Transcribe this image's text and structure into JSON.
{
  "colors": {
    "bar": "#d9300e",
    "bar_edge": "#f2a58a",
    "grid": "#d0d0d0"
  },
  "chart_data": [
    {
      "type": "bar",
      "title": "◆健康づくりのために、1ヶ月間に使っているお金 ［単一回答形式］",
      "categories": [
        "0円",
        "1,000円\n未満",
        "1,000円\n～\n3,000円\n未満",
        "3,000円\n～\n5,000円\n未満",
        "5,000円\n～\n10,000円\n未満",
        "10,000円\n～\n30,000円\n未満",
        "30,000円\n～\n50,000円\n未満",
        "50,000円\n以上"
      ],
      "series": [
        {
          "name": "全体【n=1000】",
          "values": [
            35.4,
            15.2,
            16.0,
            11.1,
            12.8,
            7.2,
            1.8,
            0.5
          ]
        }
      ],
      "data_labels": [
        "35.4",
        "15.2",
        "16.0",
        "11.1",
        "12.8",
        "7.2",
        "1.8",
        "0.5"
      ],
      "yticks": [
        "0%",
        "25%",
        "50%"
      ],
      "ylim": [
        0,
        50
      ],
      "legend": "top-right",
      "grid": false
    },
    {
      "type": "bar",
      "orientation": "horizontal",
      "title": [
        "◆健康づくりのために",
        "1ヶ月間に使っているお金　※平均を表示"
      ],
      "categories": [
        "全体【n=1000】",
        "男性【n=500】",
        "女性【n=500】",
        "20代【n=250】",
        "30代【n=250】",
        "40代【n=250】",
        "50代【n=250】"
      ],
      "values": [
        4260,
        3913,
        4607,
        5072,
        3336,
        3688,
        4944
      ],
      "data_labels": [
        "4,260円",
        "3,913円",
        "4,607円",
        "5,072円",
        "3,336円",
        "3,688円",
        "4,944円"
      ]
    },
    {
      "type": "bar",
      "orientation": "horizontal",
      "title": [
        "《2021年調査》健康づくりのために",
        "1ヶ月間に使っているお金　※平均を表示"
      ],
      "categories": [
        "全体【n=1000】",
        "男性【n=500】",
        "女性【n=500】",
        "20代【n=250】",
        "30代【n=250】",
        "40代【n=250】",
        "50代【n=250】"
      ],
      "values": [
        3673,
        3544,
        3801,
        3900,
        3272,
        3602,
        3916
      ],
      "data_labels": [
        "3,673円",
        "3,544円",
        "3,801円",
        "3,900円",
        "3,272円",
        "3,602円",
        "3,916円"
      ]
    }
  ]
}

* * *

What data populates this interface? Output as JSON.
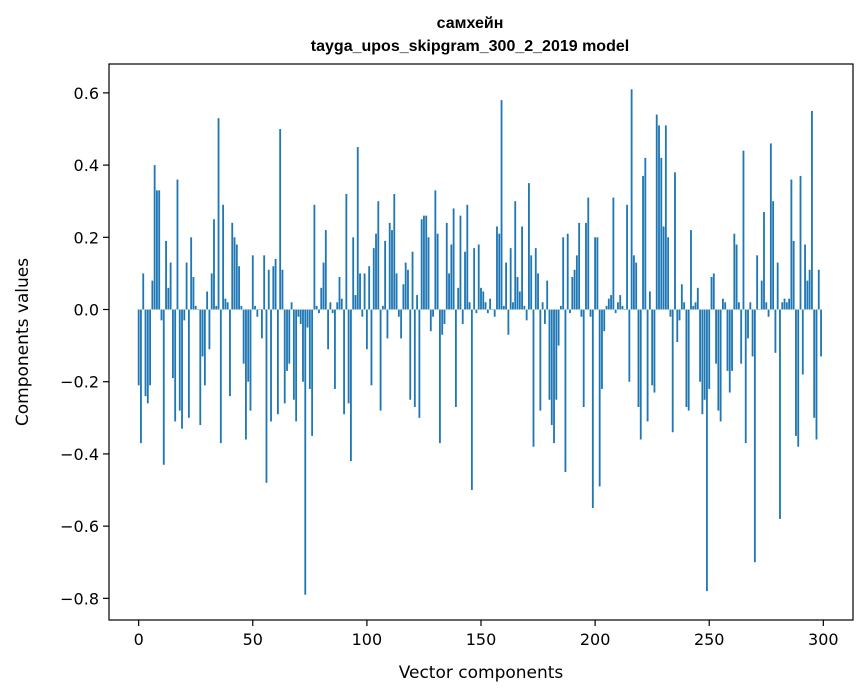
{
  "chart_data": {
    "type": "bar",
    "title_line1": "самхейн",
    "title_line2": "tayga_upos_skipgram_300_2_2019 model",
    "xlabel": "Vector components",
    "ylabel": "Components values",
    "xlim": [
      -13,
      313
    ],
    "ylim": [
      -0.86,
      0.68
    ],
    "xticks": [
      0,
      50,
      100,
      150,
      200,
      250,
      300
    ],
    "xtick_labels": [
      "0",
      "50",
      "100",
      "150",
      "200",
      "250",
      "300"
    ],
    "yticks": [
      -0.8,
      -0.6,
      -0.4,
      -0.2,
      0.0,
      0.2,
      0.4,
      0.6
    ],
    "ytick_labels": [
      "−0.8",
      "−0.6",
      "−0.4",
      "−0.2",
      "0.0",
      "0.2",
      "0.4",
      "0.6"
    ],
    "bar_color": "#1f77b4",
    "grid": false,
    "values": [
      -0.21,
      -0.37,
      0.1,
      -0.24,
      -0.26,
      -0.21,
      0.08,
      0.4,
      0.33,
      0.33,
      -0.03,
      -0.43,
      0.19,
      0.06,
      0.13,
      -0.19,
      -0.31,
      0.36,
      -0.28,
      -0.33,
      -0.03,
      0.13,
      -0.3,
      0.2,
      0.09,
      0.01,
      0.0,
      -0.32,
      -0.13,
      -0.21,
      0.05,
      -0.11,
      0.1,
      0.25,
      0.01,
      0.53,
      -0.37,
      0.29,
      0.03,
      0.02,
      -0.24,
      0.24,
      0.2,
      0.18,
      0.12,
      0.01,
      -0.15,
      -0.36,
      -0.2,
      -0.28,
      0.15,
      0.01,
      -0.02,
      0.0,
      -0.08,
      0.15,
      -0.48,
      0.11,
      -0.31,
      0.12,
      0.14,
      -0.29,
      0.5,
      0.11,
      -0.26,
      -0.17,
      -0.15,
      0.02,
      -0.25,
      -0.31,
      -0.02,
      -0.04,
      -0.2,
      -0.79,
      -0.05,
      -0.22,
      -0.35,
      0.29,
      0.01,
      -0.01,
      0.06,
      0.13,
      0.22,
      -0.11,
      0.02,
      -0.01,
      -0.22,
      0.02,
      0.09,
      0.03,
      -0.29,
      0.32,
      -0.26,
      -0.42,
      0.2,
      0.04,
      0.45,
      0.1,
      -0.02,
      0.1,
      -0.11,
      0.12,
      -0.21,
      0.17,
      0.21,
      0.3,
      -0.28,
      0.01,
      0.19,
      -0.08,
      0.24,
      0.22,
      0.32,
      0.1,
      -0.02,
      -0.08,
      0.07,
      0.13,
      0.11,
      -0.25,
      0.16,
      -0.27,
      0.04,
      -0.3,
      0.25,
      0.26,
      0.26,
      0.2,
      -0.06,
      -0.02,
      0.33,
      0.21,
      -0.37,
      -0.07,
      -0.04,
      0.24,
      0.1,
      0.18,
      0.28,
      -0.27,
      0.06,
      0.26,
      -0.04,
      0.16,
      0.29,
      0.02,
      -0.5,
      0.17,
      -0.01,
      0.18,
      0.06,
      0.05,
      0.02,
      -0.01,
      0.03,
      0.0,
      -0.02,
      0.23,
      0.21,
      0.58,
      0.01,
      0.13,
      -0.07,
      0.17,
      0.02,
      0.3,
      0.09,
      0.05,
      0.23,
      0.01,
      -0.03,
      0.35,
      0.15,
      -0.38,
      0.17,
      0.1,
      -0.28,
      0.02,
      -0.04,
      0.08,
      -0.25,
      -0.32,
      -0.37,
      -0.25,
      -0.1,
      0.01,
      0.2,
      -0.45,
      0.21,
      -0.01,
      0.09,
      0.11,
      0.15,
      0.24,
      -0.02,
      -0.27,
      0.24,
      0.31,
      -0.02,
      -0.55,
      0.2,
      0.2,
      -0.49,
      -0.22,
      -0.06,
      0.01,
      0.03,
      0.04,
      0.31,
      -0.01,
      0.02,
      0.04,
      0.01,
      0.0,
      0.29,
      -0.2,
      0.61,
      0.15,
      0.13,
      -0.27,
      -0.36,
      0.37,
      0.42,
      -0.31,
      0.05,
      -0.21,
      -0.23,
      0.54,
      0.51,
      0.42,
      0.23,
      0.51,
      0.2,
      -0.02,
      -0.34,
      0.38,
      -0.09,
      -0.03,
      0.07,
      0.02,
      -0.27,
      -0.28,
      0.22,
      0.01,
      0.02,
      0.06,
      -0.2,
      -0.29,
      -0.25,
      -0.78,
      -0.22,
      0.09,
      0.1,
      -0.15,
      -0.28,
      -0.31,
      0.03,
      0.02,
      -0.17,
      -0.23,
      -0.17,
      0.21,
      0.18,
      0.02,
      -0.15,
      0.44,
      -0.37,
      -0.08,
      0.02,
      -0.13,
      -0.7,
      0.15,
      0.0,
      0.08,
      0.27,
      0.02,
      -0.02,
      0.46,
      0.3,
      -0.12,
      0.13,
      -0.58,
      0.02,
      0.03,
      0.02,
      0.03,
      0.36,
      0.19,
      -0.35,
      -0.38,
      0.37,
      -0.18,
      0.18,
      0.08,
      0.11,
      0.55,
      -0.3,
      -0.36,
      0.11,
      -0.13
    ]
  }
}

---

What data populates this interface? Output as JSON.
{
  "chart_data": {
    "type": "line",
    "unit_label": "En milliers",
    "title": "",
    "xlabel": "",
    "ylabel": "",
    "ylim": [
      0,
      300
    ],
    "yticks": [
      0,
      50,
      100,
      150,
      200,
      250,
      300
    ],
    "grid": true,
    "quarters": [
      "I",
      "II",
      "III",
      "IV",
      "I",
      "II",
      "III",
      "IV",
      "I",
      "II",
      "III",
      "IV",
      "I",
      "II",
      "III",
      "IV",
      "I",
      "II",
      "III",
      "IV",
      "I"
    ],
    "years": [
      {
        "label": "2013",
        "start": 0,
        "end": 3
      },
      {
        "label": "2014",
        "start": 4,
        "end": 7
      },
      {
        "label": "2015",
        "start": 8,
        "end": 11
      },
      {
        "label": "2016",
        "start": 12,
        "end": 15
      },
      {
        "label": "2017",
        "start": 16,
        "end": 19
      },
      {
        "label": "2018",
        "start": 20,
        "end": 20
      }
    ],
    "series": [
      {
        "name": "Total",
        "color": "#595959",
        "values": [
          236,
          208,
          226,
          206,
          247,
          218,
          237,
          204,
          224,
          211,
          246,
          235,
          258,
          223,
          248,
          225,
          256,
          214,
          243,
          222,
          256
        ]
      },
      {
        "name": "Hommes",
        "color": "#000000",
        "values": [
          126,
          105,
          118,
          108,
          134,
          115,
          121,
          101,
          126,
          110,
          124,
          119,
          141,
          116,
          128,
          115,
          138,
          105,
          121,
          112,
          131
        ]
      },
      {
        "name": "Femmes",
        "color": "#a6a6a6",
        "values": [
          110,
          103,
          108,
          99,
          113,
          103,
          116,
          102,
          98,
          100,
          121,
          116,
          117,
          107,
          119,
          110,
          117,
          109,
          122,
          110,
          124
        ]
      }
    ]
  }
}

# Given task:
Look through the data above. Each line containing the word "健康づくりのために" needs to be copied.

# The completed task:
      "title": "◆健康づくりのために、1ヶ月間に使っているお金 ［単一回答形式］",
        "◆健康づくりのために",
        "《2021年調査》健康づくりのために",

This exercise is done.